----- EXERCISE INPUT

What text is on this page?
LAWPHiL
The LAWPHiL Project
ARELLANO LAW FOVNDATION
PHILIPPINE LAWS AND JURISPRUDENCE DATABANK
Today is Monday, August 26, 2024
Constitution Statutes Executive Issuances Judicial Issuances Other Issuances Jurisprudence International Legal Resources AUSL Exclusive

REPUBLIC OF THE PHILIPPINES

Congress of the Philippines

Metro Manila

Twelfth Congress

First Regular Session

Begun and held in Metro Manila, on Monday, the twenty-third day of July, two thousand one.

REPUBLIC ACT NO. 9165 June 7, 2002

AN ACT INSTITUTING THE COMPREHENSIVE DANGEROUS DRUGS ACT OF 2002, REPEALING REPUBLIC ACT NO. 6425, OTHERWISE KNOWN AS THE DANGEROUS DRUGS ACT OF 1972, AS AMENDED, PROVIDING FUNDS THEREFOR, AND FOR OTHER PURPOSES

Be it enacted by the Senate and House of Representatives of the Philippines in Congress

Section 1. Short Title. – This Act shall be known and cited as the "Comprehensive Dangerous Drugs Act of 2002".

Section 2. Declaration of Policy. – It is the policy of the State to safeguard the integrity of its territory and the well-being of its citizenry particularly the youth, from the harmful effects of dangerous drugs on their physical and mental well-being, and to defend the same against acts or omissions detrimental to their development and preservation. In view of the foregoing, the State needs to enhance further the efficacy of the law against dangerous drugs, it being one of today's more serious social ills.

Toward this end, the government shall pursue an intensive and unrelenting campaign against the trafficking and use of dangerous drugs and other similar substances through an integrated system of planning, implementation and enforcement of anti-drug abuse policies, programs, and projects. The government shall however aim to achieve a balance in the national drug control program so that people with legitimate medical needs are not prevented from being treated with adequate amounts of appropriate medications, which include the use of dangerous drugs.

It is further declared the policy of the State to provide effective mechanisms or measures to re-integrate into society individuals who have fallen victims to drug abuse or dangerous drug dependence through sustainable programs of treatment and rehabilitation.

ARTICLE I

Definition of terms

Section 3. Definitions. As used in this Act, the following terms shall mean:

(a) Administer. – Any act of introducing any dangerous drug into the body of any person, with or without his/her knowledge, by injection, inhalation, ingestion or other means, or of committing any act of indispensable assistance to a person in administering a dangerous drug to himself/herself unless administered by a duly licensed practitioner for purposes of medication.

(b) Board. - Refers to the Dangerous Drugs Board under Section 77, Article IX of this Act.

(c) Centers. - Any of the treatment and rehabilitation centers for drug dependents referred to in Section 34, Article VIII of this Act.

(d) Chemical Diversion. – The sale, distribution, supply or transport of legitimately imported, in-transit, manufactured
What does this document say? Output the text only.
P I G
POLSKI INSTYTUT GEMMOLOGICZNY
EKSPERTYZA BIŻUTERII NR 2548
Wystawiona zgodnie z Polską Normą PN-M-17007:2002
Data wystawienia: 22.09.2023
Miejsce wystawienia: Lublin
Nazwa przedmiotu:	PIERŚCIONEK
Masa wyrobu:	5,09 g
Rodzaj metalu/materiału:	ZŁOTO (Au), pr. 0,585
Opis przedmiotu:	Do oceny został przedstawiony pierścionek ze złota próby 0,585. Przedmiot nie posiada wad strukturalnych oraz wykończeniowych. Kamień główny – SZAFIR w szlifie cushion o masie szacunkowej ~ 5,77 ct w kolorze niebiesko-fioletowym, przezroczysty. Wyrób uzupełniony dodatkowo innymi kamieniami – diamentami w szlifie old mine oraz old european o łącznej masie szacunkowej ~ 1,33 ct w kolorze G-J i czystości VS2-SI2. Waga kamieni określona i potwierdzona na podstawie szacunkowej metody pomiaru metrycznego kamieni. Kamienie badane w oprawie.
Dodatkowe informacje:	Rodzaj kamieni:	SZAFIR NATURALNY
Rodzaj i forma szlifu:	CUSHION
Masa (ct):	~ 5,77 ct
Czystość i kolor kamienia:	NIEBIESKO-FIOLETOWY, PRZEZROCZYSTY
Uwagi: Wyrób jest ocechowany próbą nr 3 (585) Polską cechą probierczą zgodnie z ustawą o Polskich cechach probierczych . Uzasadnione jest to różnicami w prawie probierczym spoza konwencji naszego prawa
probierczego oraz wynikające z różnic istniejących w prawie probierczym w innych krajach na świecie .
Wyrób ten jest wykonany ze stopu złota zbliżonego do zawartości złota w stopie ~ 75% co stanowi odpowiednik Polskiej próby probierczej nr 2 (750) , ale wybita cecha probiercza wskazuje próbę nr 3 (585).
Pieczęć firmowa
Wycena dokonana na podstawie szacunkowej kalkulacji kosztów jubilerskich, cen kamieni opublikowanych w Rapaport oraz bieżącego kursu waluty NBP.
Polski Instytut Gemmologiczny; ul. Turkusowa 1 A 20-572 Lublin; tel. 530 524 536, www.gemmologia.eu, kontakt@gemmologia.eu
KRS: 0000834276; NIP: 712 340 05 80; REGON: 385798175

----------

**GIVEN EXERCISE**
Could you quote the material above in full, exactly as it stands?

**WRITTEN ANSWER**
What text is on this page?
LAWPHiL
The LAWPHiL Project
ARELLANO LAW FOVNDATION
PHILIPPINE LAWS AND JURISPRUDENCE DATABANK
Today is Monday, August 26, 2024
Constitution Statutes Executive Issuances Judicial Issuances Other Issuances Jurisprudence International Legal Resources AUSL Exclusive

REPUBLIC OF THE PHILIPPINES

Congress of the Philippines

Metro Manila

Twelfth Congress

First Regular Session

Begun and held in Metro Manila, on Monday, the twenty-third day of July, two thousand one.

REPUBLIC ACT NO. 9165 June 7, 2002

AN ACT INSTITUTING THE COMPREHENSIVE DANGEROUS DRUGS ACT OF 2002, REPEALING REPUBLIC ACT NO. 6425, OTHERWISE KNOWN AS THE DANGEROUS DRUGS ACT OF 1972, AS AMENDED, PROVIDING FUNDS THEREFOR, AND FOR OTHER PURPOSES

Be it enacted by the Senate and House of Representatives of the Philippines in Congress

Section 1. Short Title. – This Act shall be known and cited as the "Comprehensive Dangerous Drugs Act of 2002".

Section 2. Declaration of Policy. – It is the policy of the State to safeguard the integrity of its territory and the well-being of its citizenry particularly the youth, from the harmful effects of dangerous drugs on their physical and mental well-being, and to defend the same against acts or omissions detrimental to their development and preservation. In view of the foregoing, the State needs to enhance further the efficacy of the law against dangerous drugs, it being one of today's more serious social ills.

Toward this end, the government shall pursue an intensive and unrelenting campaign against the trafficking and use of dangerous drugs and other similar substances through an integrated system of planning, implementation and enforcement of anti-drug abuse policies, programs, and projects. The government shall however aim to achieve a balance in the national drug control program so that people with legitimate medical needs are not prevented from being treated with adequate amounts of appropriate medications, which include the use of dangerous drugs.

It is further declared the policy of the State to provide effective mechanisms or measures to re-integrate into society individuals who have fallen victims to drug abuse or dangerous drug dependence through sustainable programs of treatment and rehabilitation.

ARTICLE I

Definition of terms

Section 3. Definitions. As used in this Act, the following terms shall mean:

(a) Administer. – Any act of introducing any dangerous drug into the body of any person, with or without his/her knowledge, by injection, inhalation, ingestion or other means, or of committing any act of indispensable assistance to a person in administering a dangerous drug to himself/herself unless administered by a duly licensed practitioner for purposes of medication.

(b) Board. - Refers to the Dangerous Drugs Board under Section 77, Article IX of this Act.

(c) Centers. - Any of the treatment and rehabilitation centers for drug dependents referred to in Section 34, Article VIII of this Act.

(d) Chemical Diversion. – The sale, distribution, supply or transport of legitimately imported, in-transit, manufactured
What does this document say? Output the text only.
P I G
POLSKI INSTYTUT GEMMOLOGICZNY
EKSPERTYZA BIŻUTERII NR 2548
Wystawiona zgodnie z Polską Normą PN-M-17007:2002
Data wystawienia: 22.09.2023
Miejsce wystawienia: Lublin
Nazwa przedmiotu:	PIERŚCIONEK
Masa wyrobu:	5,09 g
Rodzaj metalu/materiału:	ZŁOTO (Au), pr. 0,585
Opis przedmiotu:	Do oceny został przedstawiony pierścionek ze złota próby 0,585. Przedmiot nie posiada wad strukturalnych oraz wykończeniowych. Kamień główny – SZAFIR w szlifie cushion o masie szacunkowej ~ 5,77 ct w kolorze niebiesko-fioletowym, przezroczysty. Wyrób uzupełniony dodatkowo innymi kamieniami – diamentami w szlifie old mine oraz old european o łącznej masie szacunkowej ~ 1,33 ct w kolorze G-J i czystości VS2-SI2. Waga kamieni określona i potwierdzona na podstawie szacunkowej metody pomiaru metrycznego kamieni. Kamienie badane w oprawie.
Dodatkowe informacje:	Rodzaj kamieni:	SZAFIR NATURALNY
Rodzaj i forma szlifu:	CUSHION
Masa (ct):	~ 5,77 ct
Czystość i kolor kamienia:	NIEBIESKO-FIOLETOWY, PRZEZROCZYSTY
Uwagi: Wyrób jest ocechowany próbą nr 3 (585) Polską cechą probierczą zgodnie z ustawą o Polskich cechach probierczych . Uzasadnione jest to różnicami w prawie probierczym spoza konwencji naszego prawa
probierczego oraz wynikające z różnic istniejących w prawie probierczym w innych krajach na świecie .
Wyrób ten jest wykonany ze stopu złota zbliżonego do zawartości złota w stopie ~ 75% co stanowi odpowiednik Polskiej próby probierczej nr 2 (750) , ale wybita cecha probiercza wskazuje próbę nr 3 (585).
Pieczęć firmowa
Wycena dokonana na podstawie szacunkowej kalkulacji kosztów jubilerskich, cen kamieni opublikowanych w Rapaport oraz bieżącego kursu waluty NBP.
Polski Instytut Gemmologiczny; ul. Turkusowa 1 A 20-572 Lublin; tel. 530 524 536, www.gemmologia.eu, kontakt@gemmologia.eu
KRS: 0000834276; NIP: 712 340 05 80; REGON: 385798175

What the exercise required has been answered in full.